**Task prompt:** Pictures excluded, copy word for word the lines from the one holding "Parse this screenshot: output" through the last line below.

--- BEGIN Extracted material ---

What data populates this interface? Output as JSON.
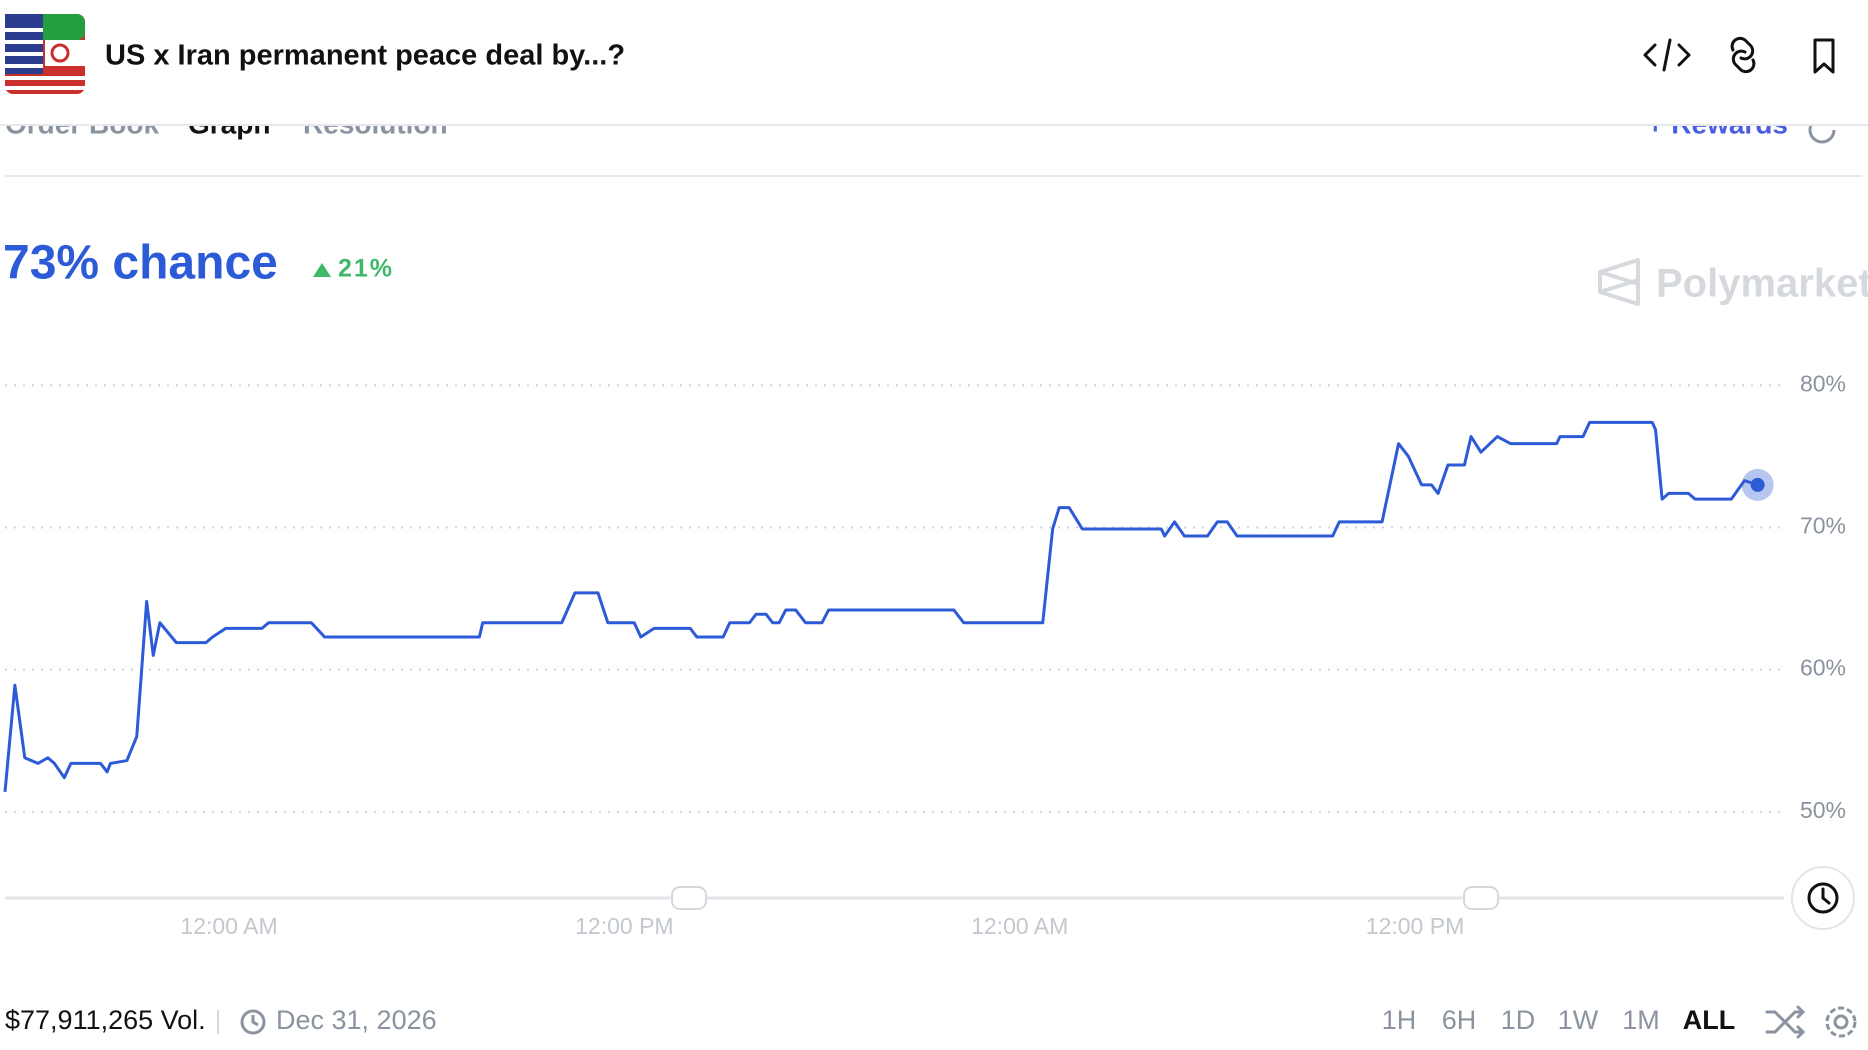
{
  "header": {
    "title": "US x Iran permanent peace deal by...?"
  },
  "tabs": [
    "Order Book",
    "Graph",
    "Resolution",
    "+ Rewards"
  ],
  "market": {
    "headline": "73% chance",
    "change": "21%",
    "brand": "Polymarket"
  },
  "chart_data": {
    "type": "line",
    "x": [
      5.2,
      5.5,
      5.8,
      6.2,
      6.5,
      6.7,
      7.0,
      7.2,
      8.1,
      8.3,
      8.4,
      8.9,
      9.2,
      9.5,
      9.7,
      9.9,
      10.4,
      11.3,
      11.5,
      11.9,
      13.0,
      13.2,
      14.5,
      14.9,
      19.6,
      19.7,
      22.1,
      22.5,
      23.2,
      23.5,
      24.3,
      24.5,
      24.9,
      26.0,
      26.2,
      27.0,
      27.2,
      27.8,
      28.0,
      28.3,
      28.5,
      28.7,
      28.9,
      29.2,
      29.5,
      30.0,
      30.2,
      34.0,
      34.3,
      36.7,
      37.0,
      37.2,
      37.5,
      37.9,
      40.3,
      40.4,
      40.7,
      41.0,
      41.7,
      42.0,
      42.3,
      42.6,
      45.5,
      45.7,
      47.0,
      47.5,
      47.8,
      48.2,
      48.5,
      48.7,
      49.0,
      49.5,
      49.7,
      50.0,
      50.5,
      50.9,
      52.3,
      52.4,
      53.1,
      53.3,
      55.2,
      55.3,
      55.5,
      55.7,
      56.3,
      56.5,
      57.6,
      58.0,
      58.4
    ],
    "series": [
      {
        "color": "#2d5bd7",
        "values": [
          51.4,
          58.9,
          53.8,
          53.4,
          53.8,
          53.4,
          52.4,
          53.4,
          53.4,
          52.8,
          53.4,
          53.6,
          55.3,
          64.8,
          61.0,
          63.3,
          61.9,
          61.9,
          62.3,
          62.9,
          62.9,
          63.3,
          63.3,
          62.3,
          62.3,
          63.3,
          63.3,
          65.4,
          65.4,
          63.3,
          63.3,
          62.3,
          62.9,
          62.9,
          62.3,
          62.3,
          63.3,
          63.3,
          63.9,
          63.9,
          63.3,
          63.3,
          64.2,
          64.2,
          63.3,
          63.3,
          64.2,
          64.2,
          63.3,
          63.3,
          69.9,
          71.4,
          71.4,
          69.9,
          69.9,
          69.4,
          70.4,
          69.4,
          69.4,
          70.4,
          70.4,
          69.4,
          69.4,
          70.4,
          70.4,
          75.9,
          75.0,
          73.0,
          73.0,
          72.4,
          74.4,
          74.4,
          76.4,
          75.3,
          76.4,
          75.9,
          75.9,
          76.4,
          76.4,
          77.4,
          77.4,
          76.9,
          72.0,
          72.4,
          72.4,
          72.0,
          72.0,
          73.3,
          73.0
        ]
      }
    ],
    "xlim": [
      5.2,
      59.2
    ],
    "ylim": [
      44,
      82
    ],
    "xticks": [
      {
        "value": 12,
        "label": "12:00 AM"
      },
      {
        "value": 24,
        "label": "12:00 PM"
      },
      {
        "value": 36,
        "label": "12:00 AM"
      },
      {
        "value": 48,
        "label": "12:00 PM"
      }
    ],
    "yticks": [
      {
        "value": 50,
        "label": "50%"
      },
      {
        "value": 60,
        "label": "60%"
      },
      {
        "value": 70,
        "label": "70%"
      },
      {
        "value": 80,
        "label": "80%"
      }
    ],
    "grid": true
  },
  "footer": {
    "volume": "$77,911,265 Vol.",
    "end_date": "Dec 31, 2026",
    "ranges": [
      "1H",
      "6H",
      "1D",
      "1W",
      "1M",
      "ALL"
    ]
  }
}
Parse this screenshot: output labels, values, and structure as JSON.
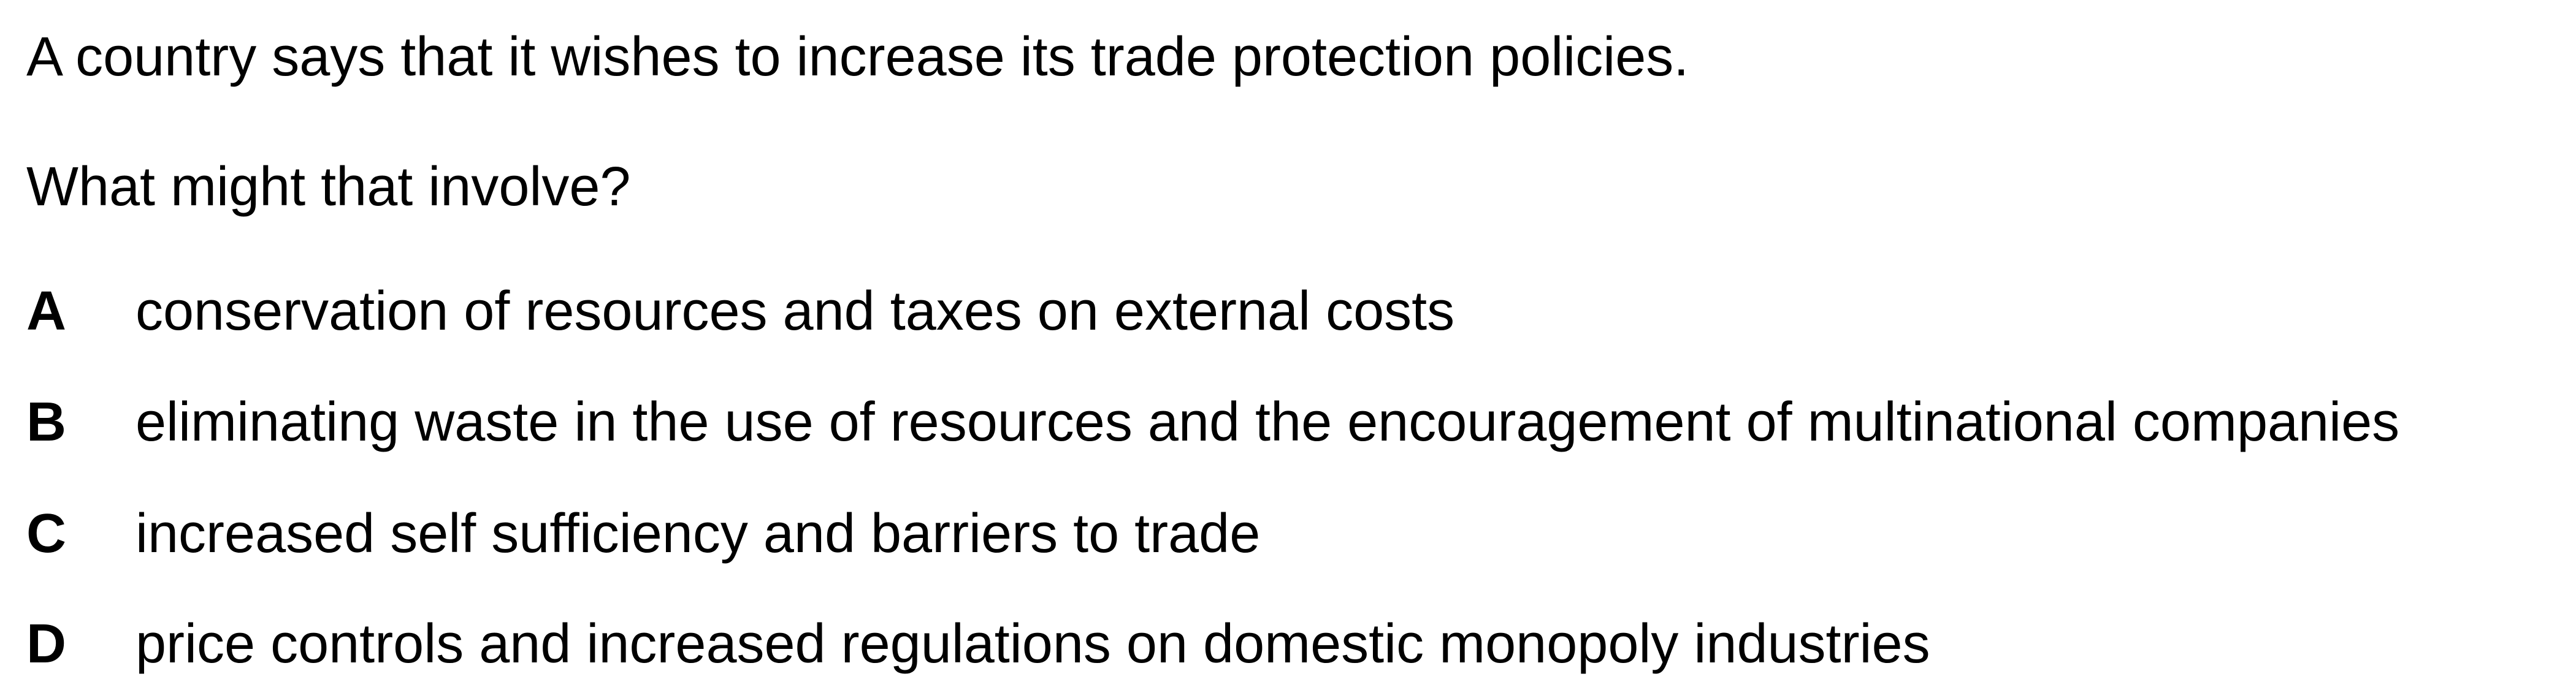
{
  "question": {
    "stem": "A country says that it wishes to increase its trade protection policies.",
    "prompt": "What might that involve?"
  },
  "options": [
    {
      "letter": "A",
      "text": "conservation of resources and taxes on external costs"
    },
    {
      "letter": "B",
      "text": "eliminating waste in the use of resources and the encouragement of multinational companies"
    },
    {
      "letter": "C",
      "text": "increased self sufficiency and barriers to trade"
    },
    {
      "letter": "D",
      "text": "price controls and increased regulations on domestic monopoly industries"
    }
  ]
}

--- END Extracted material ---

**Task result:**
Parse this screenshot: output labels, values, and structure as JSON.
{
  "question": {
    "stem": "A country says that it wishes to increase its trade protection policies.",
    "prompt": "What might that involve?"
  },
  "options": [
    {
      "letter": "A",
      "text": "conservation of resources and taxes on external costs"
    },
    {
      "letter": "B",
      "text": "eliminating waste in the use of resources and the encouragement of multinational companies"
    },
    {
      "letter": "C",
      "text": "increased self sufficiency and barriers to trade"
    },
    {
      "letter": "D",
      "text": "price controls and increased regulations on domestic monopoly industries"
    }
  ]
}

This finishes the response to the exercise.